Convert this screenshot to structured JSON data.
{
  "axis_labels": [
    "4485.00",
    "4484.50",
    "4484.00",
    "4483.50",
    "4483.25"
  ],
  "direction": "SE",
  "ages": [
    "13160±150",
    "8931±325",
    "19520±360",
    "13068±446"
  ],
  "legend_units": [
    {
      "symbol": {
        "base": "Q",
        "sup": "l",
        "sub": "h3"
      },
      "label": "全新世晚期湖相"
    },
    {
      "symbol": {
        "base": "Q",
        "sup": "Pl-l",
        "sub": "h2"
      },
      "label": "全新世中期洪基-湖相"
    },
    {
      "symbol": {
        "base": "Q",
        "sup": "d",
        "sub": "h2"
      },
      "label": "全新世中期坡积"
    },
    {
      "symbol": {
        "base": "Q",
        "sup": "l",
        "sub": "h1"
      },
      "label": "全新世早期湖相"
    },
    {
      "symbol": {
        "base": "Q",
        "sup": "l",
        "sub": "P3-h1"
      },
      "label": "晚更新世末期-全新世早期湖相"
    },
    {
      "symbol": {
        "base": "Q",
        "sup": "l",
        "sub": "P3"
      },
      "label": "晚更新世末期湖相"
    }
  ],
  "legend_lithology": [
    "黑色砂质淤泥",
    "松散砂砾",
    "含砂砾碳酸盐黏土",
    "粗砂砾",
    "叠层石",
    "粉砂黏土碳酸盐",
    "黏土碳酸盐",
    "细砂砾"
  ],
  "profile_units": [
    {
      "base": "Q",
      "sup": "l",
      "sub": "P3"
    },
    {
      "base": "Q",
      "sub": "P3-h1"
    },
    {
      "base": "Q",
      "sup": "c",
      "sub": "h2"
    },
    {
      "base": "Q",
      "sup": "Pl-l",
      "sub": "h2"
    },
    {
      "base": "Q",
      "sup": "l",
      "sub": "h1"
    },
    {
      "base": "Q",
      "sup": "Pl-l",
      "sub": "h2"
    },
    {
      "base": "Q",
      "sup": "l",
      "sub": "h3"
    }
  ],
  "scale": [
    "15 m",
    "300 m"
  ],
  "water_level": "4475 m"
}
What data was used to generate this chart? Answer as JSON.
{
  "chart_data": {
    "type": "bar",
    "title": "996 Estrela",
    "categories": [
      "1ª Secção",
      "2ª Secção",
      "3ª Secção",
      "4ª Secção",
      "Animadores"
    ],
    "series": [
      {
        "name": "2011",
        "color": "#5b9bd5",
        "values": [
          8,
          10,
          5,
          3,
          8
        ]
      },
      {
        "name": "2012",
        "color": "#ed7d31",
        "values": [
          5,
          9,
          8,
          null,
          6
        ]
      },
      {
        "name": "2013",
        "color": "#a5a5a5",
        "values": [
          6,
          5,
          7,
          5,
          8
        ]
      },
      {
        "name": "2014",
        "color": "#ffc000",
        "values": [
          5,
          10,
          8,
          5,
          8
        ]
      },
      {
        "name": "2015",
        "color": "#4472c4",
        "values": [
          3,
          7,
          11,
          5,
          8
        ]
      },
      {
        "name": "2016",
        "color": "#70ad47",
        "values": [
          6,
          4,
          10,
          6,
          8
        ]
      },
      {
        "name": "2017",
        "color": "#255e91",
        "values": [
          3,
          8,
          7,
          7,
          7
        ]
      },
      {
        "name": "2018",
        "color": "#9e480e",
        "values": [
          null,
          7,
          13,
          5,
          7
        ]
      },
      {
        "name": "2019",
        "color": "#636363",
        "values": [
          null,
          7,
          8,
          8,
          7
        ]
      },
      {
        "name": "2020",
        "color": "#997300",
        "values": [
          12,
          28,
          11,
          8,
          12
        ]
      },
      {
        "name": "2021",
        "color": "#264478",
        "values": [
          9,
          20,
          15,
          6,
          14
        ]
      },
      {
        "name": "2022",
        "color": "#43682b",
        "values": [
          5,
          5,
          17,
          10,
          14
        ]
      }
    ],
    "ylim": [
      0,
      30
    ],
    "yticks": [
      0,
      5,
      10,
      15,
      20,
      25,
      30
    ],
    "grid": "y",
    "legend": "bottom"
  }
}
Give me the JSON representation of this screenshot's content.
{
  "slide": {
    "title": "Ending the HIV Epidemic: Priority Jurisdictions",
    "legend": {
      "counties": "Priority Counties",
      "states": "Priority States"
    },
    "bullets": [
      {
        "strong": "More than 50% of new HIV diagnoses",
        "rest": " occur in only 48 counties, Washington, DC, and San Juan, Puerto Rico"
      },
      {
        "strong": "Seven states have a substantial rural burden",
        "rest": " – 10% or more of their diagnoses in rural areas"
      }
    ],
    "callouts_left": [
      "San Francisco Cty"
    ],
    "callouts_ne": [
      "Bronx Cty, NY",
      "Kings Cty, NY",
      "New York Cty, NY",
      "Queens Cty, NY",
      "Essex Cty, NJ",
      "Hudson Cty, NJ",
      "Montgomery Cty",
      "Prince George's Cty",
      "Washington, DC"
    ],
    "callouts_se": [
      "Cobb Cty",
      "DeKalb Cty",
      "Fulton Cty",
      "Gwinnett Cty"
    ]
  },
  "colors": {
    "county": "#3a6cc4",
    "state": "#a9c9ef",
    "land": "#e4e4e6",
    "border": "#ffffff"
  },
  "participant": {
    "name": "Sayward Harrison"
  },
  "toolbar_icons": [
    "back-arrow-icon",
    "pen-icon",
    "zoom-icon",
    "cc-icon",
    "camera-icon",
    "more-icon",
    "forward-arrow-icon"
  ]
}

*Exercise goal*: Extract all lines containing the word "Priority".

*Answer below*:
    "title": "Ending the HIV Epidemic: Priority Jurisdictions",
      "counties": "Priority Counties",
      "states": "Priority States"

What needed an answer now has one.